* Problem requirements
Count how many lines below include the string "Reizintensität", and give that number without anything else.

========================

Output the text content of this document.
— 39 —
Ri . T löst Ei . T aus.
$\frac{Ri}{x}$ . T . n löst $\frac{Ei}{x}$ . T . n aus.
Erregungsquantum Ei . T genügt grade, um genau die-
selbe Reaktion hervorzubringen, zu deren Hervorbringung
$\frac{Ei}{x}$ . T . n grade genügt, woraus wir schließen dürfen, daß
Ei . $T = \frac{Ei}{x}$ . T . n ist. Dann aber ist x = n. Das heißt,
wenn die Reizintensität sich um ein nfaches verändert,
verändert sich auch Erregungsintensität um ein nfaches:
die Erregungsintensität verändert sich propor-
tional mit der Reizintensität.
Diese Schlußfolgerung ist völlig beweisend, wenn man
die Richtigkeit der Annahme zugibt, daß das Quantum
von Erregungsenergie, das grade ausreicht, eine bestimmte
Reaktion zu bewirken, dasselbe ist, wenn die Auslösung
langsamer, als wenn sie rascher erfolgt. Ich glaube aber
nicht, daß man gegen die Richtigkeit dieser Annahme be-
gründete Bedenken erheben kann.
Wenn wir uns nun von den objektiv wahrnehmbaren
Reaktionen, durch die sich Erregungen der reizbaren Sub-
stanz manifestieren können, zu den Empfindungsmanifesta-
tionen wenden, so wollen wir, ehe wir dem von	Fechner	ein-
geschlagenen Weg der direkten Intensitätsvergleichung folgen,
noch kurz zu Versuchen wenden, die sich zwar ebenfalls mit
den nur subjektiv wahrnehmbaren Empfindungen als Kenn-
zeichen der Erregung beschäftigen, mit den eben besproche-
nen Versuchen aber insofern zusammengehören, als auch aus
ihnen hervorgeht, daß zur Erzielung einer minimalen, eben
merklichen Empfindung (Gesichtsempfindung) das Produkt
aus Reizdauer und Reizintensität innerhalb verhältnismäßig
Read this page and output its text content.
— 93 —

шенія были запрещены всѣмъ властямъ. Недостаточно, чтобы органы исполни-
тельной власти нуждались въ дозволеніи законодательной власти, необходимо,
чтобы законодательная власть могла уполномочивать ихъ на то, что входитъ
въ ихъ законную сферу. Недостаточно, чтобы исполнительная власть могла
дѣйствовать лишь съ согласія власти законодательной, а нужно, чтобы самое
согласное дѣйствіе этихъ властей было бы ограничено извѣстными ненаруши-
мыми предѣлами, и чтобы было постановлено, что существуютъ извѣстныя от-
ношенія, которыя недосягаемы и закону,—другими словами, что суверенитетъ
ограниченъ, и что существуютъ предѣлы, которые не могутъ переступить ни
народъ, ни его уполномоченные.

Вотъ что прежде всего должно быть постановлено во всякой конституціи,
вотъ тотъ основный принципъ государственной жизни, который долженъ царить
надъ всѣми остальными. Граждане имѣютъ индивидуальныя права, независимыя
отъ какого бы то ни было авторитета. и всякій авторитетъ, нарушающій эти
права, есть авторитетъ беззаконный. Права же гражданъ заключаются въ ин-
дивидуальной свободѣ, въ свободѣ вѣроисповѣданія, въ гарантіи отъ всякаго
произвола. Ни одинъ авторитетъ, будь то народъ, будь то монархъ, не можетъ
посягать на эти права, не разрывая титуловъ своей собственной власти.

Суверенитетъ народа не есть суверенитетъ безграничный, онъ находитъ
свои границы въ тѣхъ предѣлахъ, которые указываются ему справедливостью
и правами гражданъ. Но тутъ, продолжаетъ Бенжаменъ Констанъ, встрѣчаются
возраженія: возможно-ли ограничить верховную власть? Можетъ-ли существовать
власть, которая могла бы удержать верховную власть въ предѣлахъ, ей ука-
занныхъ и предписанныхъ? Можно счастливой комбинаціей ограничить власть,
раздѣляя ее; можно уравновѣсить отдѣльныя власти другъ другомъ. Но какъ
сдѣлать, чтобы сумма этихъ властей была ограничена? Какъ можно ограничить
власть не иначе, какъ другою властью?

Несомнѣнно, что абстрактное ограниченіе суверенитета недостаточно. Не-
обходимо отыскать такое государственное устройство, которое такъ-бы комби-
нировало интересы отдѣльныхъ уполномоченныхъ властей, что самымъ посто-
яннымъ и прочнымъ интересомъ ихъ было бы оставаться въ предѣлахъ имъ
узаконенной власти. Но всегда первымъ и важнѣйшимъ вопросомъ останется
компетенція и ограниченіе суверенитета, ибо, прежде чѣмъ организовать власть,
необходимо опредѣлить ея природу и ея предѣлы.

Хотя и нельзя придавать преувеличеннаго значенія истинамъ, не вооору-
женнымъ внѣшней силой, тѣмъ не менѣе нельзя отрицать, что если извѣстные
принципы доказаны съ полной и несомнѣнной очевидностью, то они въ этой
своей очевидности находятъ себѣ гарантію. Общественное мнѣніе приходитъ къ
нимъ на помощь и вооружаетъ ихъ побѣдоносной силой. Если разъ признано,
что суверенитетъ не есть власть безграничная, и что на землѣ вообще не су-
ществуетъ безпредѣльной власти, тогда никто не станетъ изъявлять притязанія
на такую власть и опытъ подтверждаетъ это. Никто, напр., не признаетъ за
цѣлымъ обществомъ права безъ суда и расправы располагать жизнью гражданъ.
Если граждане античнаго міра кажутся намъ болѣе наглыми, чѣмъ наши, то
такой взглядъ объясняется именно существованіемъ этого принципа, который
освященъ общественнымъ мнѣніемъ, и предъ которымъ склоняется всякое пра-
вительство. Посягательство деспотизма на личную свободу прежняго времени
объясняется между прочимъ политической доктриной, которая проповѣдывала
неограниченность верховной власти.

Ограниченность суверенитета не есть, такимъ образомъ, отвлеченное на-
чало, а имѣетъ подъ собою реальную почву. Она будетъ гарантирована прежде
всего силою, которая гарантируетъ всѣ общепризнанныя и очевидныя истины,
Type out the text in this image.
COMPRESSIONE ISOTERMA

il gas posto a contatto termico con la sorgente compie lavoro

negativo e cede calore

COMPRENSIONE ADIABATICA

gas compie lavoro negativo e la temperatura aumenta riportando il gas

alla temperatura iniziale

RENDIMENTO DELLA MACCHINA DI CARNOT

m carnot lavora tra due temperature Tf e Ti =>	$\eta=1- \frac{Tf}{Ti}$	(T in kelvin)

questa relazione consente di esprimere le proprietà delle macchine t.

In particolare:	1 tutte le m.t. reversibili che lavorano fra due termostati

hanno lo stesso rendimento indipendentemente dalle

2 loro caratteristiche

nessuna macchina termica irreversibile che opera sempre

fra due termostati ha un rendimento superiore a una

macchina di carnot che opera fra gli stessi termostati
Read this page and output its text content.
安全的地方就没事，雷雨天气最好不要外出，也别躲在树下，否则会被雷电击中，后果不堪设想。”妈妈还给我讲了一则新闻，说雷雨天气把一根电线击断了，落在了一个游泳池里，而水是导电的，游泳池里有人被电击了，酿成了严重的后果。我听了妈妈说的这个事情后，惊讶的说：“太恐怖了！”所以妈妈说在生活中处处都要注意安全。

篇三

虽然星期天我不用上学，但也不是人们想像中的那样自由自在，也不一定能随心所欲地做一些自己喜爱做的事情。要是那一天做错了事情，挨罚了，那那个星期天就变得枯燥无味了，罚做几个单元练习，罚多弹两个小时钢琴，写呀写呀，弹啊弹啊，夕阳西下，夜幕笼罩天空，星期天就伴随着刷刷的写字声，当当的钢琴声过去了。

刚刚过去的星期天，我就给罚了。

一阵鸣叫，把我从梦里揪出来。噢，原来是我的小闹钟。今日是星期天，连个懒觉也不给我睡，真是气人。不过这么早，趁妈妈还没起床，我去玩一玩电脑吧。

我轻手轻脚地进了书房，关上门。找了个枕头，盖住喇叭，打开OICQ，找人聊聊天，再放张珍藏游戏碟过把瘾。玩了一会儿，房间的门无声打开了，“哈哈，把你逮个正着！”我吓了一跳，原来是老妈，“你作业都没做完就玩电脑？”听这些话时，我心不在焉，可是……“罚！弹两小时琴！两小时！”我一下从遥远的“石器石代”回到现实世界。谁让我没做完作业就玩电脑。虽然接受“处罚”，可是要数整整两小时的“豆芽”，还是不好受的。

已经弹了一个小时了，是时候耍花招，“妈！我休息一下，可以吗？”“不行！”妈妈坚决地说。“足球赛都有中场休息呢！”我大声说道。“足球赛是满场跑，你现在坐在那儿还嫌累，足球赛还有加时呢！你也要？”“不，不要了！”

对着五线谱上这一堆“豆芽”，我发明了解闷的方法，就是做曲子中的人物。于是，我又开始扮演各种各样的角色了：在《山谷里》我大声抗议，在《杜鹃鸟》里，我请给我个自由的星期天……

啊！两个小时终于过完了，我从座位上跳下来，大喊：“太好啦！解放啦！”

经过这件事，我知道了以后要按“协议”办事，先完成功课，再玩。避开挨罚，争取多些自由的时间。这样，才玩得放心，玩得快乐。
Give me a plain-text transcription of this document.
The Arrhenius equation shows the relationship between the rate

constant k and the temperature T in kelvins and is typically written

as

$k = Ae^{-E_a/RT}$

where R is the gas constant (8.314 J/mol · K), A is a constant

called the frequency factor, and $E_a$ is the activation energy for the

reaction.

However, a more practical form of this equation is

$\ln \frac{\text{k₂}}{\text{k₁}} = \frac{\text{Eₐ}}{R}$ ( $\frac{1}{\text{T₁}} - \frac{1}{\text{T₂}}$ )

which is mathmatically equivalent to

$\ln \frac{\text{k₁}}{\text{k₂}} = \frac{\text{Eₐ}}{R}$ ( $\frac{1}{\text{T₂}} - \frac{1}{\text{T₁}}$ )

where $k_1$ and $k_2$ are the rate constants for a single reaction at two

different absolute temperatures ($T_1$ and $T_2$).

========================

* Result below
3